>> Start AVAILABLE DATA

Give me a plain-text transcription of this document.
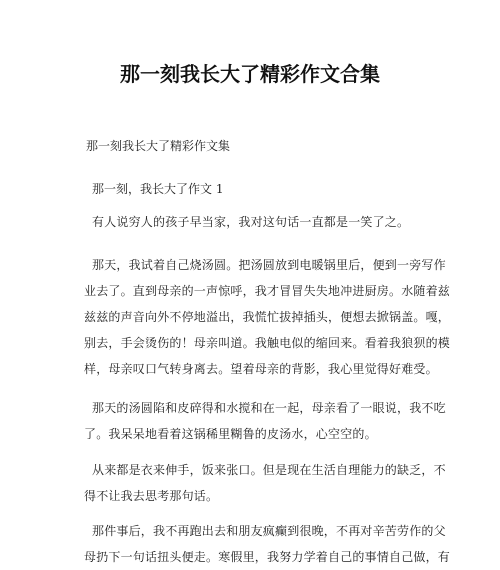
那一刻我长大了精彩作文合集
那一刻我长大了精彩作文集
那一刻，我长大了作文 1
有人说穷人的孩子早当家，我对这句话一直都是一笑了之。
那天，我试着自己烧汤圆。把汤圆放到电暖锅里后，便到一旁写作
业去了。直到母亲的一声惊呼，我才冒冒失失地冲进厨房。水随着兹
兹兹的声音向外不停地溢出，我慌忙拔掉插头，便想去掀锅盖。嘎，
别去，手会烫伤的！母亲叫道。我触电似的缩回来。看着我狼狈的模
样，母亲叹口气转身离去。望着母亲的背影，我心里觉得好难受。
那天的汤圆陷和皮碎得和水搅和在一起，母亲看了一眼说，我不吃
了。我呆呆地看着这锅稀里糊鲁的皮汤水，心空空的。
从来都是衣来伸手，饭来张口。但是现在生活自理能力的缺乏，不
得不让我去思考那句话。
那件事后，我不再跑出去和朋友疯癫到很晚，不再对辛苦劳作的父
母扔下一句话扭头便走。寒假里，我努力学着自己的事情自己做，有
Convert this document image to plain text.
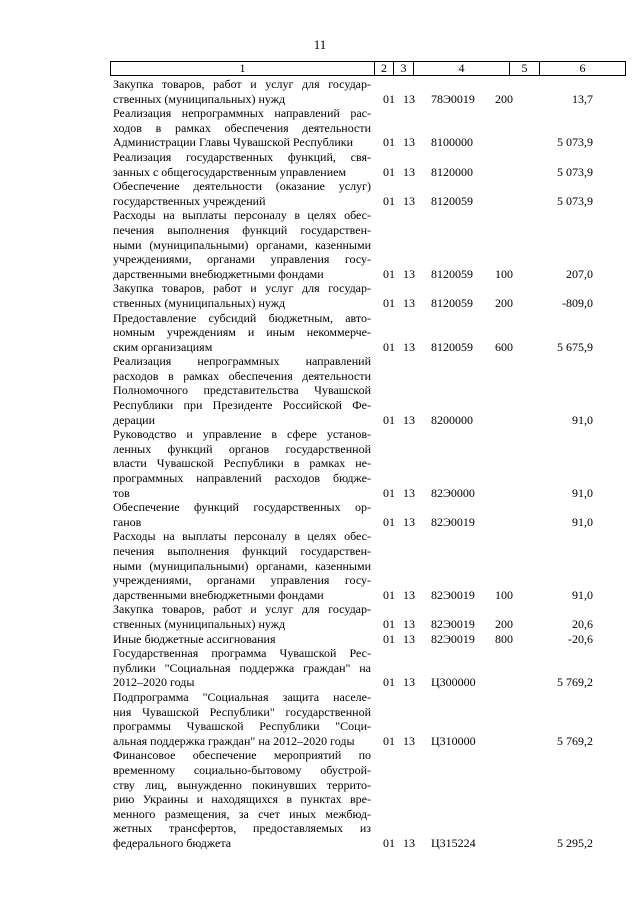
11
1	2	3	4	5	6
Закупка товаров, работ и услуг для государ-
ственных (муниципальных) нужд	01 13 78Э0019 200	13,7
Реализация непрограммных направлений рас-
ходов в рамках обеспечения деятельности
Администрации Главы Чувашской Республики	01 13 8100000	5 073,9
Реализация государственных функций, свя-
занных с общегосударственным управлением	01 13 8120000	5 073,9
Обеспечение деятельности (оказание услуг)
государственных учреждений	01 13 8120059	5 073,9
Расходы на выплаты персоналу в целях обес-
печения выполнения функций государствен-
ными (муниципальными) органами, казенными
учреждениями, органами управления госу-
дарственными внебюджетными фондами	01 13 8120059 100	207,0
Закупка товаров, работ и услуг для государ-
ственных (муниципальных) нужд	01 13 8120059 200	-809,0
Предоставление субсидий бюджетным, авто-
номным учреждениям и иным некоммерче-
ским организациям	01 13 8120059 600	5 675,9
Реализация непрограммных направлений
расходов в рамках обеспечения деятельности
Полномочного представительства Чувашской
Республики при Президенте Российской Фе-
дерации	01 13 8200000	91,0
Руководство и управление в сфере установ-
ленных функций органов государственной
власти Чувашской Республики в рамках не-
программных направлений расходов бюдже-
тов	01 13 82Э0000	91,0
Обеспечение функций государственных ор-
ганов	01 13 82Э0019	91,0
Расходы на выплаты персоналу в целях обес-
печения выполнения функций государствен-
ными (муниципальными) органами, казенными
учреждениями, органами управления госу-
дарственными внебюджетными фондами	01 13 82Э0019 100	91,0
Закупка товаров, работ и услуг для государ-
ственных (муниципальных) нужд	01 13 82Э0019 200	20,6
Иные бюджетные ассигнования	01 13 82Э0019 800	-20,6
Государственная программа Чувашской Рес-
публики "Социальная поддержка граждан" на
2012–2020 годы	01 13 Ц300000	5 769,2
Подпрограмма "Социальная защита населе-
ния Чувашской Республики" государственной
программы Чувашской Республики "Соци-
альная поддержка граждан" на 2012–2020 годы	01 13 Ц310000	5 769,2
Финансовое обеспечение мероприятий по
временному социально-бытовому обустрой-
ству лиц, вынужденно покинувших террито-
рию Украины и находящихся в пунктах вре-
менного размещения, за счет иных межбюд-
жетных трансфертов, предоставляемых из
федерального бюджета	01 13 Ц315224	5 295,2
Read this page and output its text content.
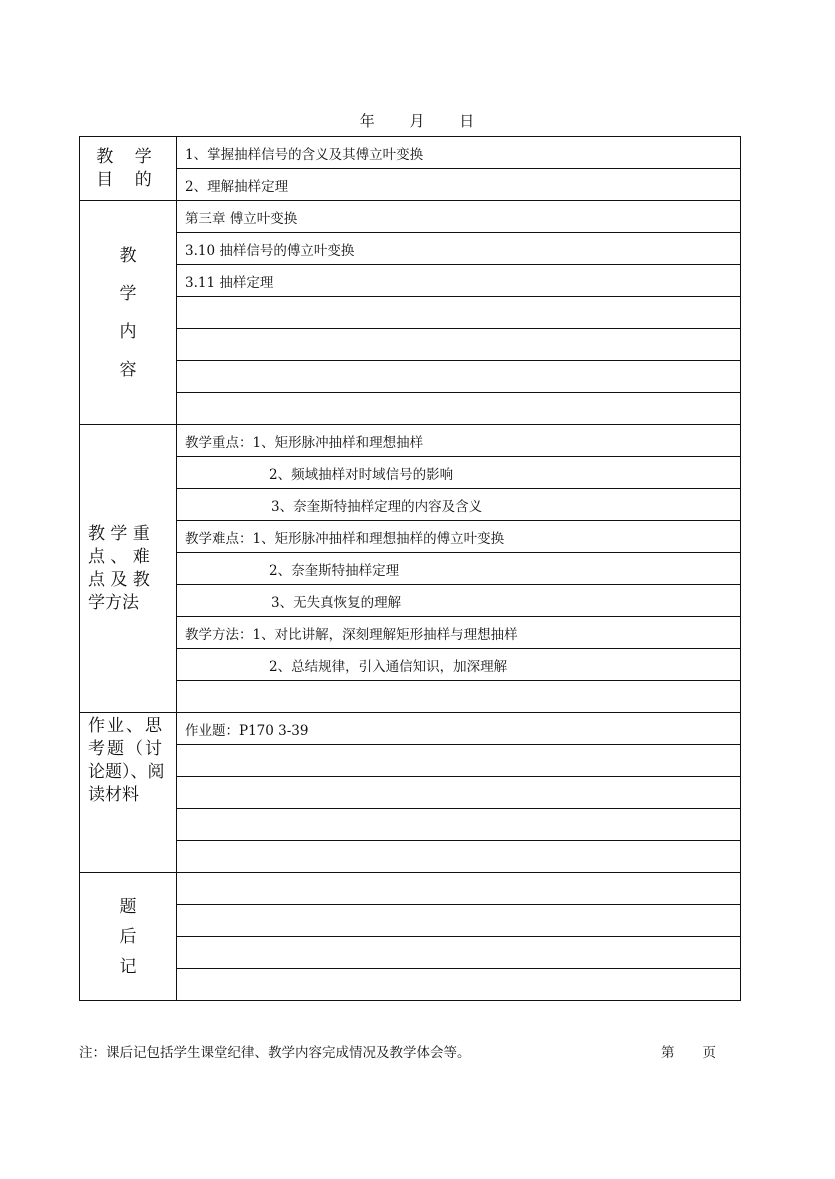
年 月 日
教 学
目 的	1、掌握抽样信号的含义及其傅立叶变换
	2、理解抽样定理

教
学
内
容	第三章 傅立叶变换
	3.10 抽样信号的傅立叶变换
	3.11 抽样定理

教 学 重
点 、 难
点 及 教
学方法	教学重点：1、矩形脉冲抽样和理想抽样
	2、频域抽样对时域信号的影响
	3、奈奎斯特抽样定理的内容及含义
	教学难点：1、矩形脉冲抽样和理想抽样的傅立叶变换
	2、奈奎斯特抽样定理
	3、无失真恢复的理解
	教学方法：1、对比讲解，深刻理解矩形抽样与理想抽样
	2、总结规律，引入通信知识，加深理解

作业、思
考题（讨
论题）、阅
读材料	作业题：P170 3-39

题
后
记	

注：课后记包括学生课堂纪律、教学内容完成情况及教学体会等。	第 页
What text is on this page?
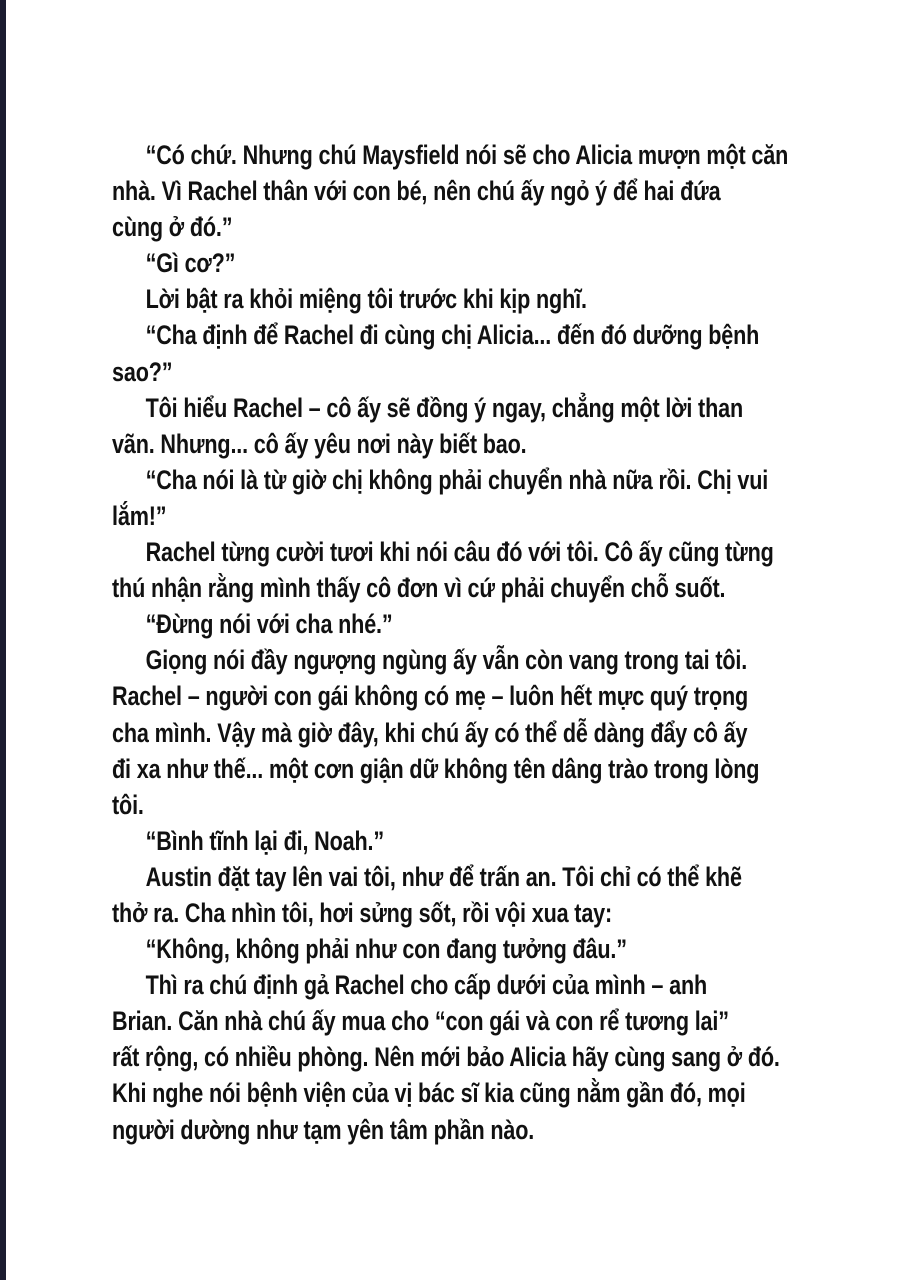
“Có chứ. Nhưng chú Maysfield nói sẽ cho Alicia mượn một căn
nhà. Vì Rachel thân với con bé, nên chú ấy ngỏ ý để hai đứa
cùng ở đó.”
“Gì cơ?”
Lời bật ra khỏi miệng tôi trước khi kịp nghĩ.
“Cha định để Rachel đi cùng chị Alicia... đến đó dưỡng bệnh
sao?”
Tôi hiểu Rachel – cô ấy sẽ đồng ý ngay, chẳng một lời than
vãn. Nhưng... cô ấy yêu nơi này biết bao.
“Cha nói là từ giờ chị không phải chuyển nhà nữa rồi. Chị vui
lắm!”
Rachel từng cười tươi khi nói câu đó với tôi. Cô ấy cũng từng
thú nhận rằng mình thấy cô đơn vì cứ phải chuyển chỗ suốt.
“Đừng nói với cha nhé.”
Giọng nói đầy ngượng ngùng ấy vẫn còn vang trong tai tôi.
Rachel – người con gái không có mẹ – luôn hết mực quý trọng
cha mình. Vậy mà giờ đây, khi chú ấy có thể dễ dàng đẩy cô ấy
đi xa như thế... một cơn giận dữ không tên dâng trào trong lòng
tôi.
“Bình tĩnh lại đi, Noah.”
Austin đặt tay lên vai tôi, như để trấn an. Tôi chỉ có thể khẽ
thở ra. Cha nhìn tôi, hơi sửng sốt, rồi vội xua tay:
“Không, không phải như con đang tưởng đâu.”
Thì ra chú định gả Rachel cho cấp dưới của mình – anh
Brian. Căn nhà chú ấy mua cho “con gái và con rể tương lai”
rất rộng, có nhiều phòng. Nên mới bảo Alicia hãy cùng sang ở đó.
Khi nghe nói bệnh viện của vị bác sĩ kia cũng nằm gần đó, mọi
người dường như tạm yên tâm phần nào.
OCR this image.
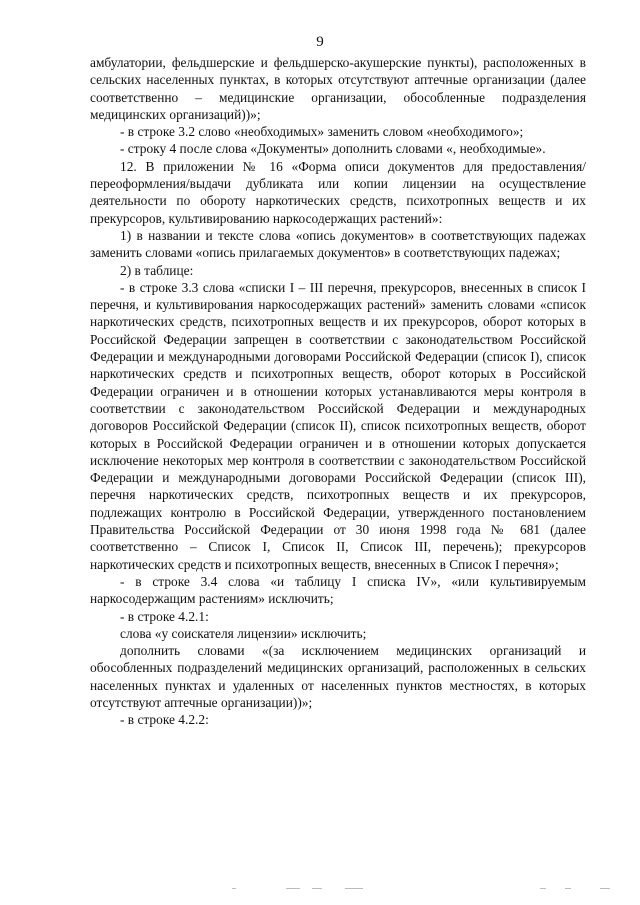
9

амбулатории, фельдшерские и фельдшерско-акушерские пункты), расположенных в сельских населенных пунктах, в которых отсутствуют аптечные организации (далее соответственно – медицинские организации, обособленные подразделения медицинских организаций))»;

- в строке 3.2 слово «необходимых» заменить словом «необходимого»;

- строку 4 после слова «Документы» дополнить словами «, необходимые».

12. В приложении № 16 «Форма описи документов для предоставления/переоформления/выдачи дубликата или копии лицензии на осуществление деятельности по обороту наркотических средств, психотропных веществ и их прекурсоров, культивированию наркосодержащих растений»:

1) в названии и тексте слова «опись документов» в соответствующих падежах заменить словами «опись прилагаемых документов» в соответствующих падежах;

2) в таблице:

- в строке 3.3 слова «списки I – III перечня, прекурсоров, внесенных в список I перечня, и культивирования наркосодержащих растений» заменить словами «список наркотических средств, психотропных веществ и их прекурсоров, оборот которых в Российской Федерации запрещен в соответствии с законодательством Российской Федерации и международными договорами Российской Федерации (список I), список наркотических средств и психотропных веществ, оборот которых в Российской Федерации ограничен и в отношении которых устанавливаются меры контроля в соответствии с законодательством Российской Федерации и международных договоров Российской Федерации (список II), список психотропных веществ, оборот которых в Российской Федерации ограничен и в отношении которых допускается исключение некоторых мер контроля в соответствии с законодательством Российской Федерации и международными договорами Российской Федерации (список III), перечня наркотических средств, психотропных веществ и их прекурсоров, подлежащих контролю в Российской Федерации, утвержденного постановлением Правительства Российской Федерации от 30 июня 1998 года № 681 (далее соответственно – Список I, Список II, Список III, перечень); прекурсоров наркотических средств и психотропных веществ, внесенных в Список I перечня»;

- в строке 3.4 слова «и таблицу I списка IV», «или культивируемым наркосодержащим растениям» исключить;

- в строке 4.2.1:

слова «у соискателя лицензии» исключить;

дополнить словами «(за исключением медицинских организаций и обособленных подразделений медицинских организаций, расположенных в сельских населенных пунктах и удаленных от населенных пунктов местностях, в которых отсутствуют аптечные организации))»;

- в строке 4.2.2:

>> End AVAILABLE DATA

**TASK DESCRIPTION**
Copy each line from the data above that includes "document".

**ANSWER TO THIS EXERCISE**
Give me a plain-text transcription of this document.
Convert this document image to plain text.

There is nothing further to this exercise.